Copy each line that contains the word "true".

_Structured figure records_
#####

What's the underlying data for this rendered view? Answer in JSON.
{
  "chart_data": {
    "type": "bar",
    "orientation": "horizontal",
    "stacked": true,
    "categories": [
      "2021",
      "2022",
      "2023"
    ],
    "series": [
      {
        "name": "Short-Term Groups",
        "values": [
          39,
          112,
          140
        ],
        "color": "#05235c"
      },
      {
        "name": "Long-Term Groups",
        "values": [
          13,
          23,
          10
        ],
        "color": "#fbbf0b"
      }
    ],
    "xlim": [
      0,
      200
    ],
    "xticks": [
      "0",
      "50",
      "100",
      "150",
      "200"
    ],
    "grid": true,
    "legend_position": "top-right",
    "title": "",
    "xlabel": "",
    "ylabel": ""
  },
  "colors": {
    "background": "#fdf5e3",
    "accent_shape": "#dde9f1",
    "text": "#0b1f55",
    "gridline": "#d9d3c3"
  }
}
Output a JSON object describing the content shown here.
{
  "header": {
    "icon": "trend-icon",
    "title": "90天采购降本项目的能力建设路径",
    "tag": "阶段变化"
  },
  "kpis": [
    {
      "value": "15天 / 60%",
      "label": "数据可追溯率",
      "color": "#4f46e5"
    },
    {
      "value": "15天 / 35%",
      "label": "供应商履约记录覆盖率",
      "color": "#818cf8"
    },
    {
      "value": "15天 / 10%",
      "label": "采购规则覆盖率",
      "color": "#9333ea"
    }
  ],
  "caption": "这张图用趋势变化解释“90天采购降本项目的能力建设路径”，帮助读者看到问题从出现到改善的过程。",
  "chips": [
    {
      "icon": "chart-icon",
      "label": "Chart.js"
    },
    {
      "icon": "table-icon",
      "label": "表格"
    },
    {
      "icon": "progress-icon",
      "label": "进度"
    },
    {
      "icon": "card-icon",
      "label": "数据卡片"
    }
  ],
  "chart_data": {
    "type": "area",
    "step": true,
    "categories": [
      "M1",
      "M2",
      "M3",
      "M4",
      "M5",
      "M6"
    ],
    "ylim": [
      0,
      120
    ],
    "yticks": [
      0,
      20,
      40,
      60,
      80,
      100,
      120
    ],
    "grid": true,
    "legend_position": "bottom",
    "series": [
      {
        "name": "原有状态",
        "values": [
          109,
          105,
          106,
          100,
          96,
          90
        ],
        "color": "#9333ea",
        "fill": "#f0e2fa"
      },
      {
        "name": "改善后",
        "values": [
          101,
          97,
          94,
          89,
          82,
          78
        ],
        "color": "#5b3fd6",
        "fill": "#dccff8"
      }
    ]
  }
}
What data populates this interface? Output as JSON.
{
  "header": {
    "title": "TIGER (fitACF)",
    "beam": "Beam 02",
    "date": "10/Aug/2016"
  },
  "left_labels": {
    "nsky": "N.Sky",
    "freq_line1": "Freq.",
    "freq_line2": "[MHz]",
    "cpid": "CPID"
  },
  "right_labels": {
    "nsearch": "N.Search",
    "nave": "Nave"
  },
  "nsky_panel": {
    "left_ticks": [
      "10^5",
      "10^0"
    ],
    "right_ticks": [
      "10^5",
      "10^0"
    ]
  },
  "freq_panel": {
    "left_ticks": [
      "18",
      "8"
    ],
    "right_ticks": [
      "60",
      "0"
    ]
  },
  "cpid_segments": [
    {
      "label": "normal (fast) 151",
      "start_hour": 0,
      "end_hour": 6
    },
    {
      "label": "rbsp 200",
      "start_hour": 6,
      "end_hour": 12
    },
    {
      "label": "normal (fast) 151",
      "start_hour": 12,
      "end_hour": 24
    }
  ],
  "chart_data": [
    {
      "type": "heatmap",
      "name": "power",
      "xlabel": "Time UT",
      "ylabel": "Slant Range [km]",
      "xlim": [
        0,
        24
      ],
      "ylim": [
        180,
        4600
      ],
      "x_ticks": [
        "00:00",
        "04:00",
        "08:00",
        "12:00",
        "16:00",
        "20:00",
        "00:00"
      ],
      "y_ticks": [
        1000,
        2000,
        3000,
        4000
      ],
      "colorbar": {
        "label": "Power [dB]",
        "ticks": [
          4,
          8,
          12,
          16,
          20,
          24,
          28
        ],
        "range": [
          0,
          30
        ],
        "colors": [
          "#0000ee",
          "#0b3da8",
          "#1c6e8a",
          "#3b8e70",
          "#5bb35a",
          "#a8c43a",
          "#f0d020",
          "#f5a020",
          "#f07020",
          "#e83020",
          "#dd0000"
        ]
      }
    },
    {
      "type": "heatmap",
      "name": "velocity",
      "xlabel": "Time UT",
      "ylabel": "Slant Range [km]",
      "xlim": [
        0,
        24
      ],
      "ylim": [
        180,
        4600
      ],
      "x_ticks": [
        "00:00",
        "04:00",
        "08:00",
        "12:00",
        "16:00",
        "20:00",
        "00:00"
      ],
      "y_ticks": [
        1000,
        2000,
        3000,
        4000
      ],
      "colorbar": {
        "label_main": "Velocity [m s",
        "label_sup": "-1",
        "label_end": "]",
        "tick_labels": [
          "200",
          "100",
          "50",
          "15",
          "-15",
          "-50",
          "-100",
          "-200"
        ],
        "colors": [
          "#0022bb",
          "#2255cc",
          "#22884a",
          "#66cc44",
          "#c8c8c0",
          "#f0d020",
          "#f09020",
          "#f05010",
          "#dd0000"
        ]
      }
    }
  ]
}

#####

_Answer to this task_
    "stacked": true,
    "grid": true,
    "step": true,
    "grid": true,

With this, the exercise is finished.